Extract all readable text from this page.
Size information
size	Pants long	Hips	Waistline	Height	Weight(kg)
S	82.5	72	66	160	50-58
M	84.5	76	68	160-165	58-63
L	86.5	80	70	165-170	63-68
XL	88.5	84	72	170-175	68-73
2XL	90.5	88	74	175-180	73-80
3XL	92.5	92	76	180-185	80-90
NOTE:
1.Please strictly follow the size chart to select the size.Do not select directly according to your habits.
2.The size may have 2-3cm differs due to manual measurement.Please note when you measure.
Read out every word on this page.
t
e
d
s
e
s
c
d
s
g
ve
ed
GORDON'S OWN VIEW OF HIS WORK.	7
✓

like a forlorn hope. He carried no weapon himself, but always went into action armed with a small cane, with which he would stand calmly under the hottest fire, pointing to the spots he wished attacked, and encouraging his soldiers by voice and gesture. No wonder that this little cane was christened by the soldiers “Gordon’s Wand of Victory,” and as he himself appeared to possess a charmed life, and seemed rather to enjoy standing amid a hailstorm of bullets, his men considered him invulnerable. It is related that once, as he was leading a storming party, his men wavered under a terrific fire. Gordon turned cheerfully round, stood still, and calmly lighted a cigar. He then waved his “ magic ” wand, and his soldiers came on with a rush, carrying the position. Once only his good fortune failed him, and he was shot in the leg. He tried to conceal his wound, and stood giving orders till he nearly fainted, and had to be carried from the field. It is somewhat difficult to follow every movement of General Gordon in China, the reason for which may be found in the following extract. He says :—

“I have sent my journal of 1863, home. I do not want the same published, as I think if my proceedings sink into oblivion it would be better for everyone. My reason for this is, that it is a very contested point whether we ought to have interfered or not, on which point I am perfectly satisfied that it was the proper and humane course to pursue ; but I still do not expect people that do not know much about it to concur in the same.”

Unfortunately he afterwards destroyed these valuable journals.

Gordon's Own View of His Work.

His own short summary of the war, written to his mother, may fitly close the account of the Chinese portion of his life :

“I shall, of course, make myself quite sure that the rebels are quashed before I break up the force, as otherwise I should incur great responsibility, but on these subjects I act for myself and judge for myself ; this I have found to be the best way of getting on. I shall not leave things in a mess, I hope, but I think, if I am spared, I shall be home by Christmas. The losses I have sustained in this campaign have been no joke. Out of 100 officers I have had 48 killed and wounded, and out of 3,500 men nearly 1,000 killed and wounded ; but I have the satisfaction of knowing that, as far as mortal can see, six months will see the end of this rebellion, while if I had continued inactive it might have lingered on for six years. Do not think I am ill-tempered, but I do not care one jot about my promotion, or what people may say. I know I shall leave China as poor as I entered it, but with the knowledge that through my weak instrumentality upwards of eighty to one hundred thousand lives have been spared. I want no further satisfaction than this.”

### Stated problem
Each line of the material should be duplicated exactly, please.

### Completed exercise
Extract all readable text from this page.
Size information
size	Pants long	Hips	Waistline	Height	Weight(kg)
S	82.5	72	66	160	50-58
M	84.5	76	68	160-165	58-63
L	86.5	80	70	165-170	63-68
XL	88.5	84	72	170-175	68-73
2XL	90.5	88	74	175-180	73-80
3XL	92.5	92	76	180-185	80-90
NOTE:
1.Please strictly follow the size chart to select the size.Do not select directly according to your habits.
2.The size may have 2-3cm differs due to manual measurement.Please note when you measure.
Read out every word on this page.
t
e
d
s
e
s
c
d
s
g
ve
ed
GORDON'S OWN VIEW OF HIS WORK.	7
✓

like a forlorn hope. He carried no weapon himself, but always went into action armed with a small cane, with which he would stand calmly under the hottest fire, pointing to the spots he wished attacked, and encouraging his soldiers by voice and gesture. No wonder that this little cane was christened by the soldiers “Gordon’s Wand of Victory,” and as he himself appeared to possess a charmed life, and seemed rather to enjoy standing amid a hailstorm of bullets, his men considered him invulnerable. It is related that once, as he was leading a storming party, his men wavered under a terrific fire. Gordon turned cheerfully round, stood still, and calmly lighted a cigar. He then waved his “ magic ” wand, and his soldiers came on with a rush, carrying the position. Once only his good fortune failed him, and he was shot in the leg. He tried to conceal his wound, and stood giving orders till he nearly fainted, and had to be carried from the field. It is somewhat difficult to follow every movement of General Gordon in China, the reason for which may be found in the following extract. He says :—

“I have sent my journal of 1863, home. I do not want the same published, as I think if my proceedings sink into oblivion it would be better for everyone. My reason for this is, that it is a very contested point whether we ought to have interfered or not, on which point I am perfectly satisfied that it was the proper and humane course to pursue ; but I still do not expect people that do not know much about it to concur in the same.”

Unfortunately he afterwards destroyed these valuable journals.

Gordon's Own View of His Work.

His own short summary of the war, written to his mother, may fitly close the account of the Chinese portion of his life :

“I shall, of course, make myself quite sure that the rebels are quashed before I break up the force, as otherwise I should incur great responsibility, but on these subjects I act for myself and judge for myself ; this I have found to be the best way of getting on. I shall not leave things in a mess, I hope, but I think, if I am spared, I shall be home by Christmas. The losses I have sustained in this campaign have been no joke. Out of 100 officers I have had 48 killed and wounded, and out of 3,500 men nearly 1,000 killed and wounded ; but I have the satisfaction of knowing that, as far as mortal can see, six months will see the end of this rebellion, while if I had continued inactive it might have lingered on for six years. Do not think I am ill-tempered, but I do not care one jot about my promotion, or what people may say. I know I shall leave China as poor as I entered it, but with the knowledge that through my weak instrumentality upwards of eighty to one hundred thousand lives have been spared. I want no further satisfaction than this.”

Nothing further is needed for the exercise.